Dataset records
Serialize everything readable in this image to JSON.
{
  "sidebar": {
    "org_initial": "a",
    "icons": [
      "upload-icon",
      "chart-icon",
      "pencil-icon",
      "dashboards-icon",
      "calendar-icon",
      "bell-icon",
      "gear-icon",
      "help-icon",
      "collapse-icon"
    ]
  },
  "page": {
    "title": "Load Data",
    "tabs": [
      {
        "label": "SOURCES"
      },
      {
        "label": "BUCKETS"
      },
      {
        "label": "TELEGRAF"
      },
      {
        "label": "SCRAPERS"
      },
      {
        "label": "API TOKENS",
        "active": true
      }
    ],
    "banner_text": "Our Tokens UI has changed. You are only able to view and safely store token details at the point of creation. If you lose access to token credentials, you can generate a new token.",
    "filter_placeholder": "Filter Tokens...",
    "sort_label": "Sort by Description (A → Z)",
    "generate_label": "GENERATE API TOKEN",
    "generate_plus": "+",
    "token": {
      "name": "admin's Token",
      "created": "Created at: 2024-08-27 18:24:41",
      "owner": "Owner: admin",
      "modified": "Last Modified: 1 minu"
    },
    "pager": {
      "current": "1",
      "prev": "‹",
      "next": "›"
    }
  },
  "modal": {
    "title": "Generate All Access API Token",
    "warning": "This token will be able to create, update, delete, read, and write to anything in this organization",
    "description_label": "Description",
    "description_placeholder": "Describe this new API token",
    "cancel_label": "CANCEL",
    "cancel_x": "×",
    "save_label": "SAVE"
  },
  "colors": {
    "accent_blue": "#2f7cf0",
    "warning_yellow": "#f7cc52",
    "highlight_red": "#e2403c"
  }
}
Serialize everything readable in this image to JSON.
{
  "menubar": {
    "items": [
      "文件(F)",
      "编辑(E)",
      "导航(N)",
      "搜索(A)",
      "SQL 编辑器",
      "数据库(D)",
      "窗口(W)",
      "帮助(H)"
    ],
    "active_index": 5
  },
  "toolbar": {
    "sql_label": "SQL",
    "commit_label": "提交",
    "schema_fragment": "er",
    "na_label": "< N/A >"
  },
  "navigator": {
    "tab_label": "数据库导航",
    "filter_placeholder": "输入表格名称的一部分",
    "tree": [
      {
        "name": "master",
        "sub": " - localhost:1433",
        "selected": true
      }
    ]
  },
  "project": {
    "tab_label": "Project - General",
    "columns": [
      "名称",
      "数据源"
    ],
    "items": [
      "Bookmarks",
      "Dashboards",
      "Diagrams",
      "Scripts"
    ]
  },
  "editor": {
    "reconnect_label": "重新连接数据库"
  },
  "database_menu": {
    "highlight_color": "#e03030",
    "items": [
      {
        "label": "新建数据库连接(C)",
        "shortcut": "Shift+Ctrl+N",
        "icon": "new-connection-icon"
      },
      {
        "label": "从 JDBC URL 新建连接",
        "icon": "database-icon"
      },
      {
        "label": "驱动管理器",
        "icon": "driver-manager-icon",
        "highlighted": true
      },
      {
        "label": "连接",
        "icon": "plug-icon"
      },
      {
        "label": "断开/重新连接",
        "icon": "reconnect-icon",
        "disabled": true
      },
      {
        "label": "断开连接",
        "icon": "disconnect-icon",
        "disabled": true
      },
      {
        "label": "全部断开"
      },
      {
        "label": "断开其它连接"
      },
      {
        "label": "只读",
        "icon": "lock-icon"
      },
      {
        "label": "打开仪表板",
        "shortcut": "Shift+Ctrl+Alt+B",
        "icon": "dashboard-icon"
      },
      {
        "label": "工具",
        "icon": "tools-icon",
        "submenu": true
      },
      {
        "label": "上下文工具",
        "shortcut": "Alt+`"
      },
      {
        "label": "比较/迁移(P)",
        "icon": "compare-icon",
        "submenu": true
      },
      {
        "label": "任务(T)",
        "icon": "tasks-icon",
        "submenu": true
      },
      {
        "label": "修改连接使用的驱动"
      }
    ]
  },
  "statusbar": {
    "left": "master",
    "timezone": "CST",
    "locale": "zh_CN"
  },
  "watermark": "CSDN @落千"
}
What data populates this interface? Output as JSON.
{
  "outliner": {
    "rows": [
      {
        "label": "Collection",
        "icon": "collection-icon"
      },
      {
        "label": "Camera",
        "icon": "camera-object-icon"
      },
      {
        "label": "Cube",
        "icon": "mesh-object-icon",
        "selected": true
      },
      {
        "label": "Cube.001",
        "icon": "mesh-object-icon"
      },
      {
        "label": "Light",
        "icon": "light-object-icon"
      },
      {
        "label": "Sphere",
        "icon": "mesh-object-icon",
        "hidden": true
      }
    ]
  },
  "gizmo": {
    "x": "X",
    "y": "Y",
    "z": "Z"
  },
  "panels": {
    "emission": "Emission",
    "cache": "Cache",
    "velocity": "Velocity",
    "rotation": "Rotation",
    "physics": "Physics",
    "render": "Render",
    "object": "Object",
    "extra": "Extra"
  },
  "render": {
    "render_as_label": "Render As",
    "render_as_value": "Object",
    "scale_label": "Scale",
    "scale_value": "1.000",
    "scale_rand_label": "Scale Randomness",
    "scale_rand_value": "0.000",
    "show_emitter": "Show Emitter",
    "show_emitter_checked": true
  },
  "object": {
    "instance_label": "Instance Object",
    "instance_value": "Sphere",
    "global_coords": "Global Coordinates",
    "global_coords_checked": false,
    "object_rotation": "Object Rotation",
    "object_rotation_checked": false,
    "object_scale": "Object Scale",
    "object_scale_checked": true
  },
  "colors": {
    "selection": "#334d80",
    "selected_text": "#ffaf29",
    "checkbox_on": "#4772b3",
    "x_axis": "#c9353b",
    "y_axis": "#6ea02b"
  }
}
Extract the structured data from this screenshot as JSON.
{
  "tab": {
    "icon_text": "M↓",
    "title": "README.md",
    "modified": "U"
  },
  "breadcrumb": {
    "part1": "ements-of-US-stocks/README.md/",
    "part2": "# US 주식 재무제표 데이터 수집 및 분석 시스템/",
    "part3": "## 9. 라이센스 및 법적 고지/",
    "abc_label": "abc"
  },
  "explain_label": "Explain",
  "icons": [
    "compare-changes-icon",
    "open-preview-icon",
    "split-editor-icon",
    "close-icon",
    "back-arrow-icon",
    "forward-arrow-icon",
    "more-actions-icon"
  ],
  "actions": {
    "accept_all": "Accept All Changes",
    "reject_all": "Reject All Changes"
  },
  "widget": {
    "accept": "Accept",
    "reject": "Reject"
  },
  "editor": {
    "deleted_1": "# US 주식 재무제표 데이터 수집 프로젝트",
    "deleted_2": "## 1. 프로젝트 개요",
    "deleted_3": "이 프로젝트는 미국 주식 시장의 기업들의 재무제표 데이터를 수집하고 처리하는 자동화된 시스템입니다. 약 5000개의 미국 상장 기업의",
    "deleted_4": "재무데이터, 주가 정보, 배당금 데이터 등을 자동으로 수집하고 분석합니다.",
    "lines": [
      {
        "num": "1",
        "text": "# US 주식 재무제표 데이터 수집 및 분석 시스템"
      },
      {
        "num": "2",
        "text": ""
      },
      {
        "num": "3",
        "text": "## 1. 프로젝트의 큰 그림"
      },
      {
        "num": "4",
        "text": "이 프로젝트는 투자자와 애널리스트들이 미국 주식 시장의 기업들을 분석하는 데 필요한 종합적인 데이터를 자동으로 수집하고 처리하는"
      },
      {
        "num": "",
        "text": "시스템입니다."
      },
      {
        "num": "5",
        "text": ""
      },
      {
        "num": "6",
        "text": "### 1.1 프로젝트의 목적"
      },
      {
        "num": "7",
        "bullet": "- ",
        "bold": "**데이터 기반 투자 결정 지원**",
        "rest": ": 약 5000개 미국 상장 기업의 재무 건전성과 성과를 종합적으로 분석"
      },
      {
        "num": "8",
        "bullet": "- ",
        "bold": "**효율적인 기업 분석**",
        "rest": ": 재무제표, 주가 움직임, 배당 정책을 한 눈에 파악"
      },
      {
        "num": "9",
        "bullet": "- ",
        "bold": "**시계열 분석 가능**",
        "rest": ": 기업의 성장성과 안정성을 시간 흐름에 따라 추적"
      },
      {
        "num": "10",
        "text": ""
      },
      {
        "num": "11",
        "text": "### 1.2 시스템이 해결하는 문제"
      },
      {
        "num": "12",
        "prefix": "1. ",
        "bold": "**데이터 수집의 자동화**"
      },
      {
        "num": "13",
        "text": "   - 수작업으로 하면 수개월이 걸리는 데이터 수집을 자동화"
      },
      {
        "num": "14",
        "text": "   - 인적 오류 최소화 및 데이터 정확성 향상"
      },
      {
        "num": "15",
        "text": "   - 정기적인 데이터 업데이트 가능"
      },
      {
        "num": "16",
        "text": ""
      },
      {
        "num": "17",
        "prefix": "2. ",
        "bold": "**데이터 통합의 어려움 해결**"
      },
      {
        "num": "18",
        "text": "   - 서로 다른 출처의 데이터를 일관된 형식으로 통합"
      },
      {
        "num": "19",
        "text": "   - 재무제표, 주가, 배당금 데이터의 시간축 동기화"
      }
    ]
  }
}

Required work. Track down every line of the material containing the string "bold", and copy it.

Expected output.
        "bold": "**데이터 기반 투자 결정 지원**",
        "bold": "**효율적인 기업 분석**",
        "bold": "**시계열 분석 가능**",
        "bold": "**데이터 수집의 자동화**"
        "bold": "**데이터 통합의 어려움 해결**"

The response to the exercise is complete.